Collected data:
-=-=-
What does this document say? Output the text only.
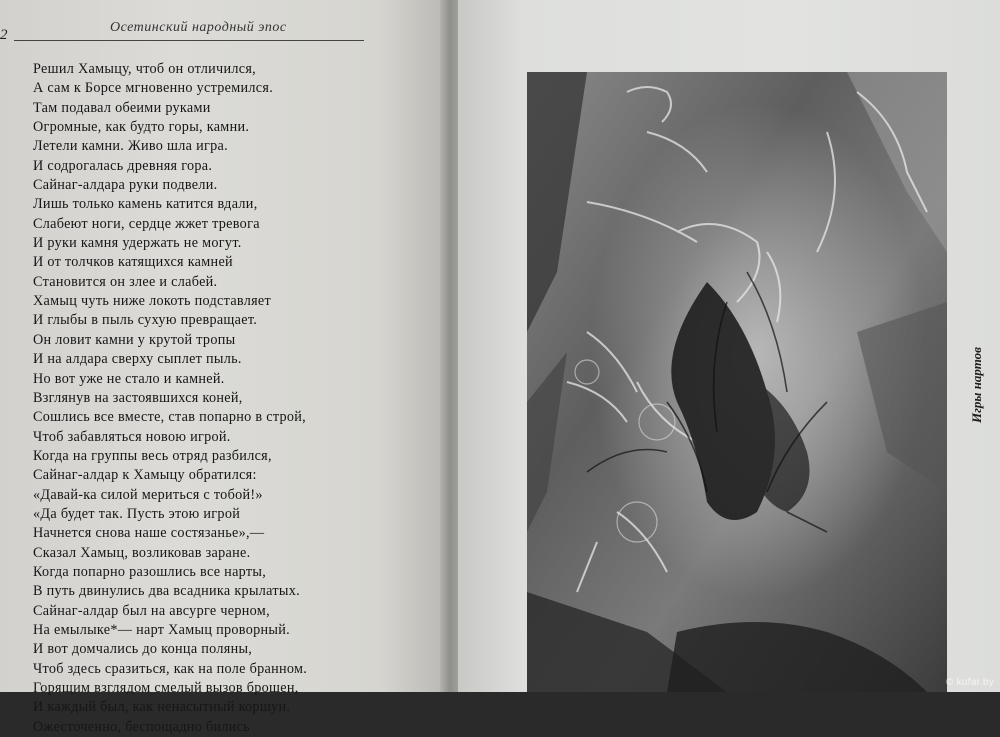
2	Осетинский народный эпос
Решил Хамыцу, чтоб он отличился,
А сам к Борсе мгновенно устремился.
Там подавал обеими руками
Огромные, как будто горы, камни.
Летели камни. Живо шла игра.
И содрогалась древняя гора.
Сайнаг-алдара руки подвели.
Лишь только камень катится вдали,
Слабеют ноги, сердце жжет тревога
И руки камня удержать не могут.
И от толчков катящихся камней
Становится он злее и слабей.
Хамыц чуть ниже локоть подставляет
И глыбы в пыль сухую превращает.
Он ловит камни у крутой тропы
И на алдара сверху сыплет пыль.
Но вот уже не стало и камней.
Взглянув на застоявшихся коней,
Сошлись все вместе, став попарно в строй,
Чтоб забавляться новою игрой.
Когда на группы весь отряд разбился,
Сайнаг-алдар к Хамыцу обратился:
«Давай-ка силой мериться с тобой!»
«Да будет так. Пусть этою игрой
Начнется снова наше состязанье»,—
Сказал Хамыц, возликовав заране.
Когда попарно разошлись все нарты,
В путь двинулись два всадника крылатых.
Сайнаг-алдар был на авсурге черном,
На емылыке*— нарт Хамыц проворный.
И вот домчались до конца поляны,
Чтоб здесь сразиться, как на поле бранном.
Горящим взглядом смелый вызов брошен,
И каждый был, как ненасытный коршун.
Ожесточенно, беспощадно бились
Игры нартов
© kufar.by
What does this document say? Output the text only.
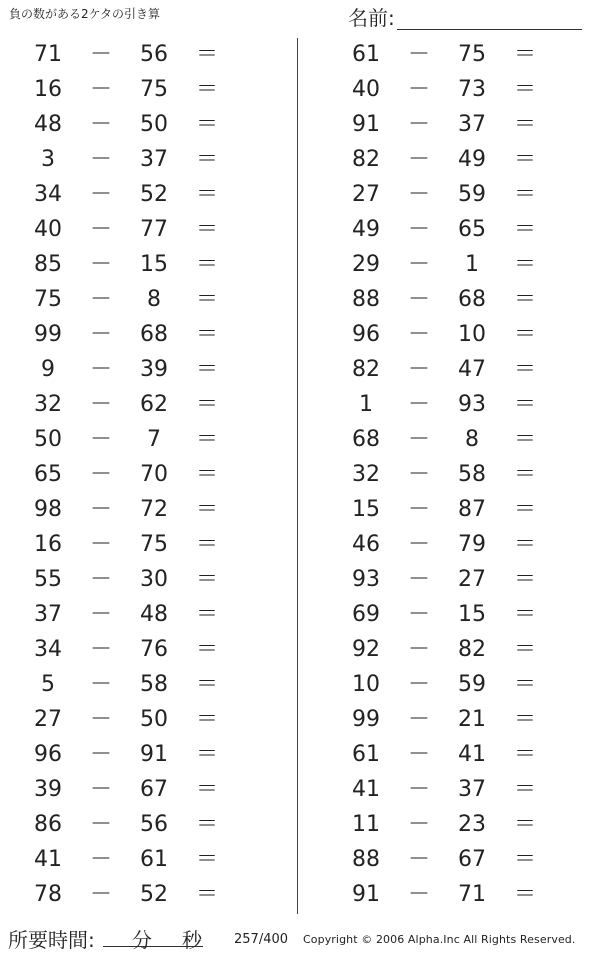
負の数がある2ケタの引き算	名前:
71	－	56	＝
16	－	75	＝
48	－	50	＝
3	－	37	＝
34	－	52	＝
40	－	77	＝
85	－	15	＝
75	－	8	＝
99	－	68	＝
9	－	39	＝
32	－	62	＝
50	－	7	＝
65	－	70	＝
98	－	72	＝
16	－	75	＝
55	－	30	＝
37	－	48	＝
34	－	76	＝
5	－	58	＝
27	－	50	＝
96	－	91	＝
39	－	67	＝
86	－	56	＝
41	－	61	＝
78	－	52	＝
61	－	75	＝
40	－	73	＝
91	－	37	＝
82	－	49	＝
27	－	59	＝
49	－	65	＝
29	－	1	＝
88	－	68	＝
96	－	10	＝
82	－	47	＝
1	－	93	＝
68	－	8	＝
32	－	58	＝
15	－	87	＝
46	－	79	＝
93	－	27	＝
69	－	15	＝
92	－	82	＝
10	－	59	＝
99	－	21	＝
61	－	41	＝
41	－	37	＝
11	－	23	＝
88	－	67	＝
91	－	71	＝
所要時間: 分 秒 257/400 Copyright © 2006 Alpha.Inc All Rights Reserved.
-=-=-
From the records above, pull out every line containing the word "Хамыцу".

» Exercise answer:
Решил Хамыцу, чтоб он отличился,
Сайнаг-алдар к Хамыцу обратился:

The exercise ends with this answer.